* Start Input material *

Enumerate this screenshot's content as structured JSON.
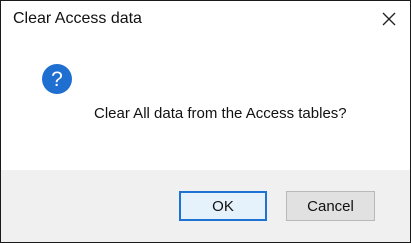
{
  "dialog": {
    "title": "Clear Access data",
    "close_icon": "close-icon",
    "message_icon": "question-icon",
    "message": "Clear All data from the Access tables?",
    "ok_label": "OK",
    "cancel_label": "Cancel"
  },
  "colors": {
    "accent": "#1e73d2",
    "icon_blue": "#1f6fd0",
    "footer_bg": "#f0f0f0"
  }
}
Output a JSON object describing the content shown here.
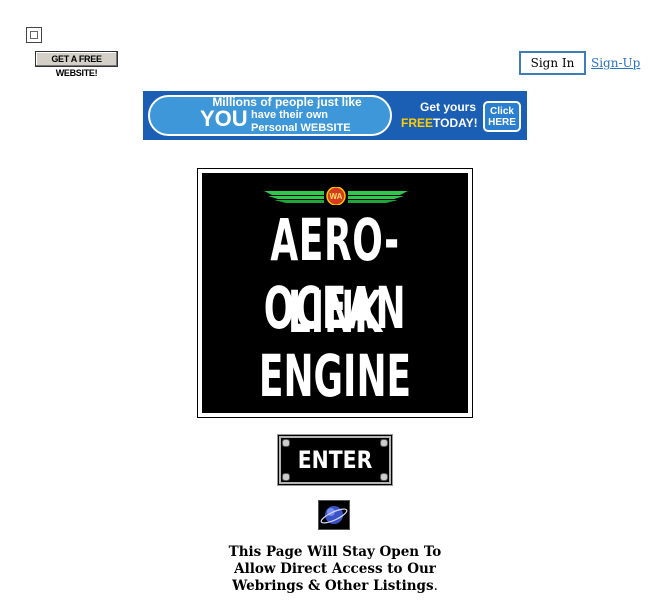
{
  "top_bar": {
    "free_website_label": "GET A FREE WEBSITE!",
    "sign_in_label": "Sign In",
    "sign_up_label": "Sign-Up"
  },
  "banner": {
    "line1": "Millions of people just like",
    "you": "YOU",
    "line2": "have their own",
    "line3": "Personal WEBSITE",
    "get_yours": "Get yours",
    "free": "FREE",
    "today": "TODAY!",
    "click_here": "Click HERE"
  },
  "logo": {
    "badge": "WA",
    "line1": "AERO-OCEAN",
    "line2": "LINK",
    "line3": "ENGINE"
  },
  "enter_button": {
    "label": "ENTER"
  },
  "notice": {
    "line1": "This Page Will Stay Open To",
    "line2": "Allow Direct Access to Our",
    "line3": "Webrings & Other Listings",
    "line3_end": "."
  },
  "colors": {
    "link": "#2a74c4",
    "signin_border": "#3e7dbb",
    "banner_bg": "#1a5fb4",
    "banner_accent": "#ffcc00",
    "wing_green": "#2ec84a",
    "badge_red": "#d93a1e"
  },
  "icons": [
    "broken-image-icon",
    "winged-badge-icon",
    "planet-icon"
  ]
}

* End Input material *
* Start Input material *

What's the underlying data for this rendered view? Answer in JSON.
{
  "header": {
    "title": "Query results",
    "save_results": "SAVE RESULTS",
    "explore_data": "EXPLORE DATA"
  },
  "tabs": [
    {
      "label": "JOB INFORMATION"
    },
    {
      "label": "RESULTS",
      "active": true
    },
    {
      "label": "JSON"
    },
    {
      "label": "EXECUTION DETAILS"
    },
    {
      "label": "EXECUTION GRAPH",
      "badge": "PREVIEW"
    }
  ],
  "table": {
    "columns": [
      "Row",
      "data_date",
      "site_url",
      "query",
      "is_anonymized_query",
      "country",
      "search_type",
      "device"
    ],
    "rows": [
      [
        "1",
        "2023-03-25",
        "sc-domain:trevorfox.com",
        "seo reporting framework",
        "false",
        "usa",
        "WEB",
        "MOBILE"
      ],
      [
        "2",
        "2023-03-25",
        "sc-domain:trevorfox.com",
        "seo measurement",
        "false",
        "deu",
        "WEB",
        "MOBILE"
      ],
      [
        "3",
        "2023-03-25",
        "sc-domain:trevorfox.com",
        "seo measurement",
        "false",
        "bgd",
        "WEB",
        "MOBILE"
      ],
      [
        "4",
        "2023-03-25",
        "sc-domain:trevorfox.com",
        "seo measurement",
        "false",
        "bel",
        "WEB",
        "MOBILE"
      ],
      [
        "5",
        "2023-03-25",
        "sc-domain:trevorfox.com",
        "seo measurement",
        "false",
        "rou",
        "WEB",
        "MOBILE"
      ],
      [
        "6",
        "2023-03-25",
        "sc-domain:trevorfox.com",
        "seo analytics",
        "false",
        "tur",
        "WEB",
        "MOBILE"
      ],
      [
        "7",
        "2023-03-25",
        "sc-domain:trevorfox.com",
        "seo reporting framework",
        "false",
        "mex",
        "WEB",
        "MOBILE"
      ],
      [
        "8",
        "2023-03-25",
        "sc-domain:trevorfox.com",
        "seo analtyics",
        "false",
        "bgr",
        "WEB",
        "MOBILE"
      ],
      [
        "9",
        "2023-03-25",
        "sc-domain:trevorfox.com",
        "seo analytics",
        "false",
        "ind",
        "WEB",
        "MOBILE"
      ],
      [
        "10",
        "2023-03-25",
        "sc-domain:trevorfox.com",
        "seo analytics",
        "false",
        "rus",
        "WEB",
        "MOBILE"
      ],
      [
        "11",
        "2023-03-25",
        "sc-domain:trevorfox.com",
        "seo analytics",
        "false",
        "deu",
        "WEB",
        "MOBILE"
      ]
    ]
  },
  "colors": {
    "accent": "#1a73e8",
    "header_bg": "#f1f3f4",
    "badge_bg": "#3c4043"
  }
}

* End Input material *

[Problem] State how many lines in the entries above include the word "Clear"; reply with the number alone.

[Result of the exercise] 2